-- START OF RECORDS PROVIDED --

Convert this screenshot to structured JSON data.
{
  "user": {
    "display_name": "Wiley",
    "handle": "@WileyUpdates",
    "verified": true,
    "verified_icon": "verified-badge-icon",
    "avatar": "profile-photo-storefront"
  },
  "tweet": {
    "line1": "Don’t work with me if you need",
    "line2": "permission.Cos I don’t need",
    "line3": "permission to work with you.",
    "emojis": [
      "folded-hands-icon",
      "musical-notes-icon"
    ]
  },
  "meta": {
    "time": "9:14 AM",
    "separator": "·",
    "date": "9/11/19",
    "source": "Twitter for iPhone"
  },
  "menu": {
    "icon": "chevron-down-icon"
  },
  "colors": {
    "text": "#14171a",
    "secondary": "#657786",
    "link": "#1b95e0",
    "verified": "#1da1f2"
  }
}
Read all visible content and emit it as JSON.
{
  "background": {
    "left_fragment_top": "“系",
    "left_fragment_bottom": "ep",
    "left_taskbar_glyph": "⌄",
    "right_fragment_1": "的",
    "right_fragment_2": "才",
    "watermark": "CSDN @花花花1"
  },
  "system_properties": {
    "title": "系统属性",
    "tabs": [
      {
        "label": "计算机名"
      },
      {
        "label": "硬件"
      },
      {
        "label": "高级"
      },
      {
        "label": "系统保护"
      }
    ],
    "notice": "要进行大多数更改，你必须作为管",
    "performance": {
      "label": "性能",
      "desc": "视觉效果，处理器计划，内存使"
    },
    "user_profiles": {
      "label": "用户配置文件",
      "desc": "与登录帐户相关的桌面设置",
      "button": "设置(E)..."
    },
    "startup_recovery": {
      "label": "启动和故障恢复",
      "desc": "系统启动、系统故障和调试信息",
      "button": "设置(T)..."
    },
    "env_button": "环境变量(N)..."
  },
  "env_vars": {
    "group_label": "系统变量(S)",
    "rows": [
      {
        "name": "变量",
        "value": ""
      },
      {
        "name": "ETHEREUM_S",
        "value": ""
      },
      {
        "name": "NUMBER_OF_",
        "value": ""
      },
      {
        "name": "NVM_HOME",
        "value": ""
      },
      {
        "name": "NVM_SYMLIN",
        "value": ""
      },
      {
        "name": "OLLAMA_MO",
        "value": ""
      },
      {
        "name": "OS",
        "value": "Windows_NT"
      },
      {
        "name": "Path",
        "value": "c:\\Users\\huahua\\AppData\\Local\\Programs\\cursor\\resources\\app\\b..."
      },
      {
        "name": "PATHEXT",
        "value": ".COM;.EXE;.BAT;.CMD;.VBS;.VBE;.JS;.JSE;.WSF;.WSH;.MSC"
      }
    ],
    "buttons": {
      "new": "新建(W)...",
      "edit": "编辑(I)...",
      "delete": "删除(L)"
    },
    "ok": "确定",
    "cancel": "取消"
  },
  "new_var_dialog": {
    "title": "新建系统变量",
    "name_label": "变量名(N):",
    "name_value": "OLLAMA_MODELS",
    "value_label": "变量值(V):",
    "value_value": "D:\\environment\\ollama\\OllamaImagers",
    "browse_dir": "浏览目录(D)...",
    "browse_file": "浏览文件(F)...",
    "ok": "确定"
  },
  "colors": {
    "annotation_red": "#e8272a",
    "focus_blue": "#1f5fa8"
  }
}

-- END OF RECORDS PROVIDED --

TASK PROMPT:
Reproduce all of the records exactly.

COMPLETED TASK:
Convert this screenshot to structured JSON data.
{
  "user": {
    "display_name": "Wiley",
    "handle": "@WileyUpdates",
    "verified": true,
    "verified_icon": "verified-badge-icon",
    "avatar": "profile-photo-storefront"
  },
  "tweet": {
    "line1": "Don’t work with me if you need",
    "line2": "permission.Cos I don’t need",
    "line3": "permission to work with you.",
    "emojis": [
      "folded-hands-icon",
      "musical-notes-icon"
    ]
  },
  "meta": {
    "time": "9:14 AM",
    "separator": "·",
    "date": "9/11/19",
    "source": "Twitter for iPhone"
  },
  "menu": {
    "icon": "chevron-down-icon"
  },
  "colors": {
    "text": "#14171a",
    "secondary": "#657786",
    "link": "#1b95e0",
    "verified": "#1da1f2"
  }
}
Read all visible content and emit it as JSON.
{
  "background": {
    "left_fragment_top": "“系",
    "left_fragment_bottom": "ep",
    "left_taskbar_glyph": "⌄",
    "right_fragment_1": "的",
    "right_fragment_2": "才",
    "watermark": "CSDN @花花花1"
  },
  "system_properties": {
    "title": "系统属性",
    "tabs": [
      {
        "label": "计算机名"
      },
      {
        "label": "硬件"
      },
      {
        "label": "高级"
      },
      {
        "label": "系统保护"
      }
    ],
    "notice": "要进行大多数更改，你必须作为管",
    "performance": {
      "label": "性能",
      "desc": "视觉效果，处理器计划，内存使"
    },
    "user_profiles": {
      "label": "用户配置文件",
      "desc": "与登录帐户相关的桌面设置",
      "button": "设置(E)..."
    },
    "startup_recovery": {
      "label": "启动和故障恢复",
      "desc": "系统启动、系统故障和调试信息",
      "button": "设置(T)..."
    },
    "env_button": "环境变量(N)..."
  },
  "env_vars": {
    "group_label": "系统变量(S)",
    "rows": [
      {
        "name": "变量",
        "value": ""
      },
      {
        "name": "ETHEREUM_S",
        "value": ""
      },
      {
        "name": "NUMBER_OF_",
        "value": ""
      },
      {
        "name": "NVM_HOME",
        "value": ""
      },
      {
        "name": "NVM_SYMLIN",
        "value": ""
      },
      {
        "name": "OLLAMA_MO",
        "value": ""
      },
      {
        "name": "OS",
        "value": "Windows_NT"
      },
      {
        "name": "Path",
        "value": "c:\\Users\\huahua\\AppData\\Local\\Programs\\cursor\\resources\\app\\b..."
      },
      {
        "name": "PATHEXT",
        "value": ".COM;.EXE;.BAT;.CMD;.VBS;.VBE;.JS;.JSE;.WSF;.WSH;.MSC"
      }
    ],
    "buttons": {
      "new": "新建(W)...",
      "edit": "编辑(I)...",
      "delete": "删除(L)"
    },
    "ok": "确定",
    "cancel": "取消"
  },
  "new_var_dialog": {
    "title": "新建系统变量",
    "name_label": "变量名(N):",
    "name_value": "OLLAMA_MODELS",
    "value_label": "变量值(V):",
    "value_value": "D:\\environment\\ollama\\OllamaImagers",
    "browse_dir": "浏览目录(D)...",
    "browse_file": "浏览文件(F)...",
    "ok": "确定"
  },
  "colors": {
    "annotation_red": "#e8272a",
    "focus_blue": "#1f5fa8"
  }
}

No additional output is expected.